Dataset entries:
-- BEGIN --

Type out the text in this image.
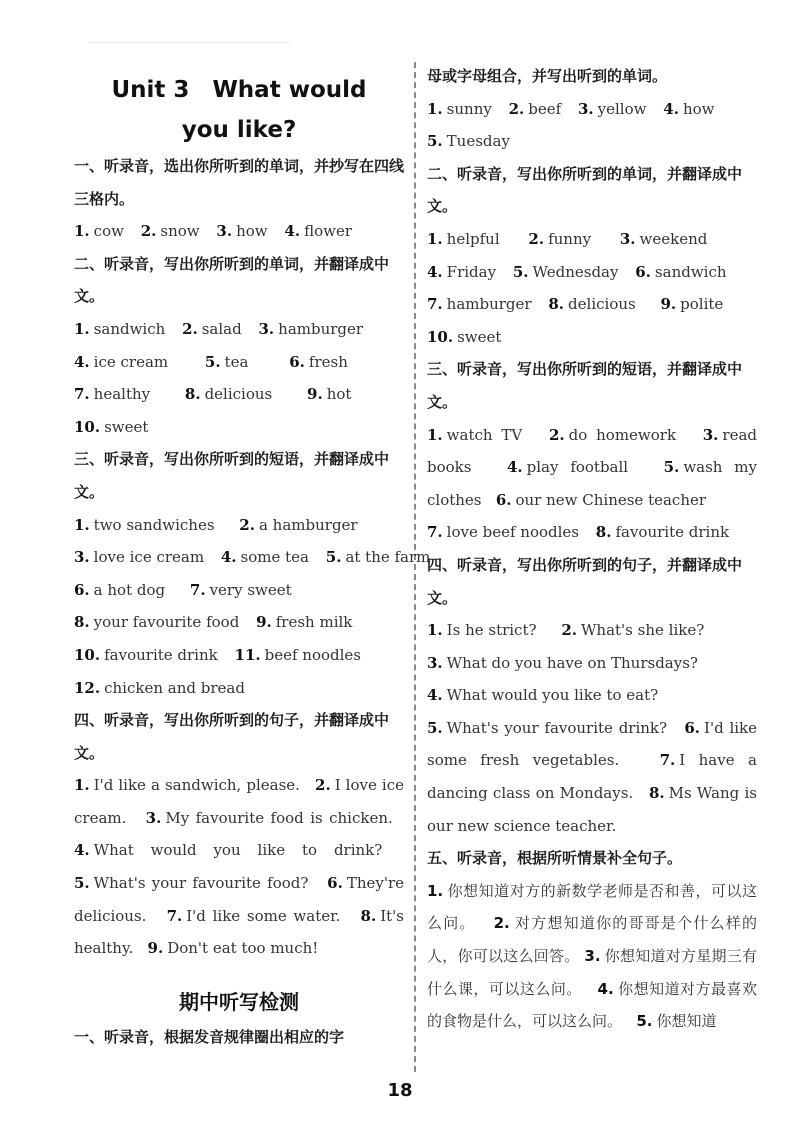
Unit 3　What would

you like?

一、听录音，选出你所听到的单词，并抄写在四线三格内。

1. cow 2. snow 3. how 4. flower

二、听录音，写出你所听到的单词，并翻译成中文。

1. sandwich 2. salad 3. hamburger

4. ice cream 5. tea	6. fresh

7. healthy 8. delicious 9. hot

10. sweet

三、听录音，写出你所听到的短语，并翻译成中文。

1. two sandwiches 2. a hamburger

3. love ice cream 4. some tea 5. at the farm

6. a hot dog 7. very sweet

8. your favourite food 9. fresh milk

10. favourite drink 11. beef noodles

12. chicken and bread

四、听录音，写出你所听到的句子，并翻译成中文。

1. I'd like a sandwich, please. 2. I love ice cream. 3. My favourite food is chicken.   4. What would you like to drink?   5. What's your favourite food? 6. They're delicious. 7. I'd like some water. 8. It's healthy. 9. Don't eat too much!

期中听写检测

一、听录音，根据发音规律圈出相应的字

母或字母组合，并写出听到的单词。

1. sunny 2. beef 3. yellow 4. how

5. Tuesday

二、听录音，写出你所听到的单词，并翻译成中文。

1. helpful 2. funny 3. weekend

4. Friday 5. Wednesday 6. sandwich

7. hamburger 8. delicious 9. polite

10. sweet

三、听录音，写出你所听到的短语，并翻译成中文。

1. watch TV 2. do homework 3. read books 4. play football 5. wash my clothes 6. our new Chinese teacher

7. love beef noodles 8. favourite drink

四、听录音，写出你所听到的句子，并翻译成中文。

1. Is he strict? 2. What's she like?

3. What do you have on Thursdays?

4. What would you like to eat?

5. What's your favourite drink? 6. I'd like some fresh vegetables.	7. I have a dancing class on Mondays. 8. Ms Wang is our new science teacher.

五、听录音，根据所听情景补全句子。

1. 你想知道对方的新数学老师是否和善，可以这么问。 2. 对方想知道你的哥哥是个什么样的人，你可以这么回答。 3. 你想知道对方星期三有什么课，可以这么问。 4. 你想知道对方最喜欢的食物是什么，可以这么问。 5. 你想知道

18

-- END --

### PROBLEM STATEMENT
Copy the data exactly. Any picture it contains is to be omitted.

### EXERCISE RESPONSE
Type out the text in this image.
Unit 3　What would

you like?

一、听录音，选出你所听到的单词，并抄写在四线三格内。

1. cow 2. snow 3. how 4. flower

二、听录音，写出你所听到的单词，并翻译成中文。

1. sandwich 2. salad 3. hamburger

4. ice cream 5. tea	6. fresh

7. healthy 8. delicious 9. hot

10. sweet

三、听录音，写出你所听到的短语，并翻译成中文。

1. two sandwiches 2. a hamburger

3. love ice cream 4. some tea 5. at the farm

6. a hot dog 7. very sweet

8. your favourite food 9. fresh milk

10. favourite drink 11. beef noodles

12. chicken and bread

四、听录音，写出你所听到的句子，并翻译成中文。

1. I'd like a sandwich, please. 2. I love ice cream. 3. My favourite food is chicken.   4. What would you like to drink?   5. What's your favourite food? 6. They're delicious. 7. I'd like some water. 8. It's healthy. 9. Don't eat too much!

期中听写检测

一、听录音，根据发音规律圈出相应的字

母或字母组合，并写出听到的单词。

1. sunny 2. beef 3. yellow 4. how

5. Tuesday

二、听录音，写出你所听到的单词，并翻译成中文。

1. helpful 2. funny 3. weekend

4. Friday 5. Wednesday 6. sandwich

7. hamburger 8. delicious 9. polite

10. sweet

三、听录音，写出你所听到的短语，并翻译成中文。

1. watch TV 2. do homework 3. read books 4. play football 5. wash my clothes 6. our new Chinese teacher

7. love beef noodles 8. favourite drink

四、听录音，写出你所听到的句子，并翻译成中文。

1. Is he strict? 2. What's she like?

3. What do you have on Thursdays?

4. What would you like to eat?

5. What's your favourite drink? 6. I'd like some fresh vegetables.	7. I have a dancing class on Mondays. 8. Ms Wang is our new science teacher.

五、听录音，根据所听情景补全句子。

1. 你想知道对方的新数学老师是否和善，可以这么问。 2. 对方想知道你的哥哥是个什么样的人，你可以这么回答。 3. 你想知道对方星期三有什么课，可以这么问。 4. 你想知道对方最喜欢的食物是什么，可以这么问。 5. 你想知道

18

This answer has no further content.